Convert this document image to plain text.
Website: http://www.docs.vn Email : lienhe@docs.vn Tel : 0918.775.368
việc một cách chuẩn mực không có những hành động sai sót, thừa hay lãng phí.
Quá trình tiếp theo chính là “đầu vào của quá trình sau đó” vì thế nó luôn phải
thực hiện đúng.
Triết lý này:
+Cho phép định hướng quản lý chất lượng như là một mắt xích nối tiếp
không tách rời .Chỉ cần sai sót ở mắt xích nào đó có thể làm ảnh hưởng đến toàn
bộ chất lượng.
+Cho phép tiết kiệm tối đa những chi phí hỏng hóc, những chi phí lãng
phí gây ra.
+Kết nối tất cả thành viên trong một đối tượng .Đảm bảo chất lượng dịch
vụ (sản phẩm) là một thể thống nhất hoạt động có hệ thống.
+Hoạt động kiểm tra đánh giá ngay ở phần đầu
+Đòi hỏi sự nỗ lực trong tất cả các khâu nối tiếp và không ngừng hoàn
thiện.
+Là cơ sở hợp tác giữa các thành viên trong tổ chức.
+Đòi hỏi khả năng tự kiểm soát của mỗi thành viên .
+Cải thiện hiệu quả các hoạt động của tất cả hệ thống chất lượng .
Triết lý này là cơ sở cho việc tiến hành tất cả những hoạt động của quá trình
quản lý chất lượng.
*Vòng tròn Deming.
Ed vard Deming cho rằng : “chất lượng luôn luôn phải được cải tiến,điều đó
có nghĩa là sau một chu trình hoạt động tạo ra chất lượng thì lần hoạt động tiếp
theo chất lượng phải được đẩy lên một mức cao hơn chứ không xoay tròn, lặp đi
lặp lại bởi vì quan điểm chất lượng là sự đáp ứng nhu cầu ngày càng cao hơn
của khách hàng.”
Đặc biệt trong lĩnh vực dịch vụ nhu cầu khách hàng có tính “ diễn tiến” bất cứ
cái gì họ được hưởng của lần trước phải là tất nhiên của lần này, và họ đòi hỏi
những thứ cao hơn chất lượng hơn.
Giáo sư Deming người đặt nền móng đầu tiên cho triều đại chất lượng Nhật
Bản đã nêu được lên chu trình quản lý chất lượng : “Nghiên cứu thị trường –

....................

* **What this task involves**
The records above are to be repeated exactly, in their entirety.

* **Finished exercise**
Convert this document image to plain text.
Website: http://www.docs.vn Email : lienhe@docs.vn Tel : 0918.775.368
việc một cách chuẩn mực không có những hành động sai sót, thừa hay lãng phí.
Quá trình tiếp theo chính là “đầu vào của quá trình sau đó” vì thế nó luôn phải
thực hiện đúng.
Triết lý này:
+Cho phép định hướng quản lý chất lượng như là một mắt xích nối tiếp
không tách rời .Chỉ cần sai sót ở mắt xích nào đó có thể làm ảnh hưởng đến toàn
bộ chất lượng.
+Cho phép tiết kiệm tối đa những chi phí hỏng hóc, những chi phí lãng
phí gây ra.
+Kết nối tất cả thành viên trong một đối tượng .Đảm bảo chất lượng dịch
vụ (sản phẩm) là một thể thống nhất hoạt động có hệ thống.
+Hoạt động kiểm tra đánh giá ngay ở phần đầu
+Đòi hỏi sự nỗ lực trong tất cả các khâu nối tiếp và không ngừng hoàn
thiện.
+Là cơ sở hợp tác giữa các thành viên trong tổ chức.
+Đòi hỏi khả năng tự kiểm soát của mỗi thành viên .
+Cải thiện hiệu quả các hoạt động của tất cả hệ thống chất lượng .
Triết lý này là cơ sở cho việc tiến hành tất cả những hoạt động của quá trình
quản lý chất lượng.
*Vòng tròn Deming.
Ed vard Deming cho rằng : “chất lượng luôn luôn phải được cải tiến,điều đó
có nghĩa là sau một chu trình hoạt động tạo ra chất lượng thì lần hoạt động tiếp
theo chất lượng phải được đẩy lên một mức cao hơn chứ không xoay tròn, lặp đi
lặp lại bởi vì quan điểm chất lượng là sự đáp ứng nhu cầu ngày càng cao hơn
của khách hàng.”
Đặc biệt trong lĩnh vực dịch vụ nhu cầu khách hàng có tính “ diễn tiến” bất cứ
cái gì họ được hưởng của lần trước phải là tất nhiên của lần này, và họ đòi hỏi
những thứ cao hơn chất lượng hơn.
Giáo sư Deming người đặt nền móng đầu tiên cho triều đại chất lượng Nhật
Bản đã nêu được lên chu trình quản lý chất lượng : “Nghiên cứu thị trường –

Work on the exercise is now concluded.